:: Data for this exercise
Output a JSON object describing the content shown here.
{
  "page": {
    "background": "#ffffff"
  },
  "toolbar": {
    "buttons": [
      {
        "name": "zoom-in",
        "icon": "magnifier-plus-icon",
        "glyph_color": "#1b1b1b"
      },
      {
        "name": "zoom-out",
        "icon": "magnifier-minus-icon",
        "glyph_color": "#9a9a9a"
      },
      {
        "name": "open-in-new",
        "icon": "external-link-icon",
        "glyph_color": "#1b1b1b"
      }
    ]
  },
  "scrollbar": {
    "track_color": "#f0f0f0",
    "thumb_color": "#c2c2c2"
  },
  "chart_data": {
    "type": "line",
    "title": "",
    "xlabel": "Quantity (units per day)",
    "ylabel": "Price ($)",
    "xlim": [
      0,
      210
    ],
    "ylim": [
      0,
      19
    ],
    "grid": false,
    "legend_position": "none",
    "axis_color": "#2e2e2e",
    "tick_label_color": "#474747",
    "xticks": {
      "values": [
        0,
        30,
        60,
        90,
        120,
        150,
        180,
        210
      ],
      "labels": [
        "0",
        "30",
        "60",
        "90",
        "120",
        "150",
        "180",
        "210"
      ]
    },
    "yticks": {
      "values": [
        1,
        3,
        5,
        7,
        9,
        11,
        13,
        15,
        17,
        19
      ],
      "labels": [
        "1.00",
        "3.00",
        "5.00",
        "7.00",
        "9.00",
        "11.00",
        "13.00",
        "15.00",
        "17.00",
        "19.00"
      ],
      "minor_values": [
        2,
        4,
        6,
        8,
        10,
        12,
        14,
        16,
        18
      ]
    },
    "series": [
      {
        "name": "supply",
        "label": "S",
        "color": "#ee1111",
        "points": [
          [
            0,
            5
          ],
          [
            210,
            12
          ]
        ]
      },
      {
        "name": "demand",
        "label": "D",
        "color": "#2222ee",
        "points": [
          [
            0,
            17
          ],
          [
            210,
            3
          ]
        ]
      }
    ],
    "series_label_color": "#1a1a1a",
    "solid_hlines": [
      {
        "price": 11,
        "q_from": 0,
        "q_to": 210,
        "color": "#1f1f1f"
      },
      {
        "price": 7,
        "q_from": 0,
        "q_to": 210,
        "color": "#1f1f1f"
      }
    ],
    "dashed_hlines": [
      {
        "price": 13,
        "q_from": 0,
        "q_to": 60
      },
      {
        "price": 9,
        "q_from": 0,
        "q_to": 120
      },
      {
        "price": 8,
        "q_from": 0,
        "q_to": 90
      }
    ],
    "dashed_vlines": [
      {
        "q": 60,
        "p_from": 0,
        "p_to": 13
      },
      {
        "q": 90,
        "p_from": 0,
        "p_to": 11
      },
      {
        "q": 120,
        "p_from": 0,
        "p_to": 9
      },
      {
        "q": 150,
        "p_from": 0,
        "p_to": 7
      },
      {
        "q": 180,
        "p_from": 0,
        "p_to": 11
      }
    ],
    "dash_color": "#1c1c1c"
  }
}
::::
### Task to carry out
Your task is to give the records above again, exactly.

### Task output
Output a JSON object describing the content shown here.
{
  "page": {
    "background": "#ffffff"
  },
  "toolbar": {
    "buttons": [
      {
        "name": "zoom-in",
        "icon": "magnifier-plus-icon",
        "glyph_color": "#1b1b1b"
      },
      {
        "name": "zoom-out",
        "icon": "magnifier-minus-icon",
        "glyph_color": "#9a9a9a"
      },
      {
        "name": "open-in-new",
        "icon": "external-link-icon",
        "glyph_color": "#1b1b1b"
      }
    ]
  },
  "scrollbar": {
    "track_color": "#f0f0f0",
    "thumb_color": "#c2c2c2"
  },
  "chart_data": {
    "type": "line",
    "title": "",
    "xlabel": "Quantity (units per day)",
    "ylabel": "Price ($)",
    "xlim": [
      0,
      210
    ],
    "ylim": [
      0,
      19
    ],
    "grid": false,
    "legend_position": "none",
    "axis_color": "#2e2e2e",
    "tick_label_color": "#474747",
    "xticks": {
      "values": [
        0,
        30,
        60,
        90,
        120,
        150,
        180,
        210
      ],
      "labels": [
        "0",
        "30",
        "60",
        "90",
        "120",
        "150",
        "180",
        "210"
      ]
    },
    "yticks": {
      "values": [
        1,
        3,
        5,
        7,
        9,
        11,
        13,
        15,
        17,
        19
      ],
      "labels": [
        "1.00",
        "3.00",
        "5.00",
        "7.00",
        "9.00",
        "11.00",
        "13.00",
        "15.00",
        "17.00",
        "19.00"
      ],
      "minor_values": [
        2,
        4,
        6,
        8,
        10,
        12,
        14,
        16,
        18
      ]
    },
    "series": [
      {
        "name": "supply",
        "label": "S",
        "color": "#ee1111",
        "points": [
          [
            0,
            5
          ],
          [
            210,
            12
          ]
        ]
      },
      {
        "name": "demand",
        "label": "D",
        "color": "#2222ee",
        "points": [
          [
            0,
            17
          ],
          [
            210,
            3
          ]
        ]
      }
    ],
    "series_label_color": "#1a1a1a",
    "solid_hlines": [
      {
        "price": 11,
        "q_from": 0,
        "q_to": 210,
        "color": "#1f1f1f"
      },
      {
        "price": 7,
        "q_from": 0,
        "q_to": 210,
        "color": "#1f1f1f"
      }
    ],
    "dashed_hlines": [
      {
        "price": 13,
        "q_from": 0,
        "q_to": 60
      },
      {
        "price": 9,
        "q_from": 0,
        "q_to": 120
      },
      {
        "price": 8,
        "q_from": 0,
        "q_to": 90
      }
    ],
    "dashed_vlines": [
      {
        "q": 60,
        "p_from": 0,
        "p_to": 13
      },
      {
        "q": 90,
        "p_from": 0,
        "p_to": 11
      },
      {
        "q": 120,
        "p_from": 0,
        "p_to": 9
      },
      {
        "q": 150,
        "p_from": 0,
        "p_to": 7
      },
      {
        "q": 180,
        "p_from": 0,
        "p_to": 11
      }
    ],
    "dash_color": "#1c1c1c"
  }
}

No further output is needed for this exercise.